• _Short problem_
Find the lines with "Median" in them and copy them out.

• _Information shown_
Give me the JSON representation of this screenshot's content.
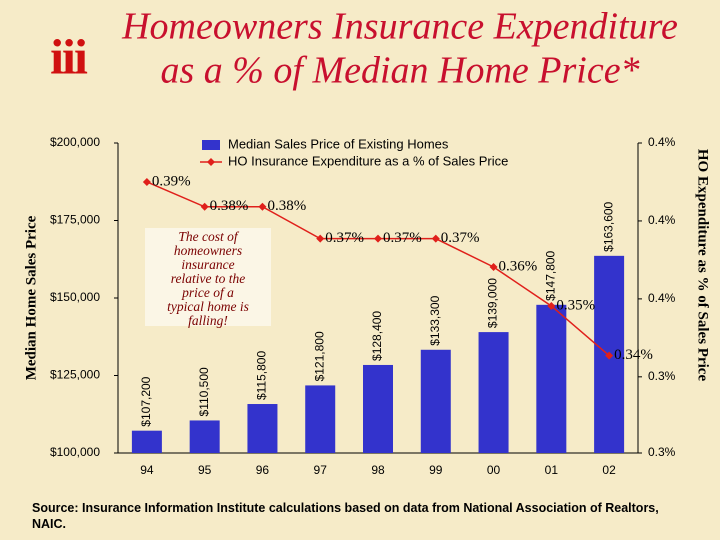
{
  "chart_data": {
    "type": "bar_line",
    "logo": "iii",
    "title": "Homeowners Insurance Expenditure",
    "subtitle": "as a % of Median Home Price*",
    "ylabel": "Median Home Sales Price",
    "y2label": "HO Expenditure as % of Sales Price",
    "categories": [
      "94",
      "95",
      "96",
      "97",
      "98",
      "99",
      "00",
      "01",
      "02"
    ],
    "series": [
      {
        "name": "Median Sales Price of Existing Homes",
        "type": "bar",
        "color": "#3333cc",
        "values": [
          107200,
          110500,
          115800,
          121800,
          128400,
          133300,
          139000,
          147800,
          163600
        ],
        "value_labels": [
          "$107,200",
          "$110,500",
          "$115,800",
          "$121,800",
          "$128,400",
          "$133,300",
          "$139,000",
          "$147,800",
          "$163,600"
        ]
      },
      {
        "name": "HO Insurance Expenditure as a % of Sales Price",
        "type": "line",
        "axis": "y2",
        "color": "#e0201b",
        "values": [
          0.389,
          0.382,
          0.382,
          0.373,
          0.373,
          0.373,
          0.365,
          0.354,
          0.34
        ],
        "value_labels": [
          "0.39%",
          "0.38%",
          "0.38%",
          "0.37%",
          "0.37%",
          "0.37%",
          "0.36%",
          "0.35%",
          "0.34%"
        ]
      }
    ],
    "ylim": [
      100000,
      200000
    ],
    "yticks": [
      {
        "value": 100000,
        "label": "$100,000"
      },
      {
        "value": 125000,
        "label": "$125,000"
      },
      {
        "value": 150000,
        "label": "$150,000"
      },
      {
        "value": 175000,
        "label": "$175,000"
      },
      {
        "value": 200000,
        "label": "$200,000"
      }
    ],
    "y2lim": [
      0.3125,
      0.4
    ],
    "y2ticks": [
      {
        "value": 0.3125,
        "label": "0.3%"
      },
      {
        "value": 0.334,
        "label": "0.3%"
      },
      {
        "value": 0.356,
        "label": "0.4%"
      },
      {
        "value": 0.378,
        "label": "0.4%"
      },
      {
        "value": 0.4,
        "label": "0.4%"
      }
    ],
    "annotation": "The cost of homeowners insurance relative to the price of a typical home is falling!",
    "source": "Source: Insurance Information Institute calculations based on data from National Association of Realtors, NAIC."
  }
}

• _Exercise output_
    "subtitle": "as a % of Median Home Price*",
    "ylabel": "Median Home Sales Price",
        "name": "Median Sales Price of Existing Homes",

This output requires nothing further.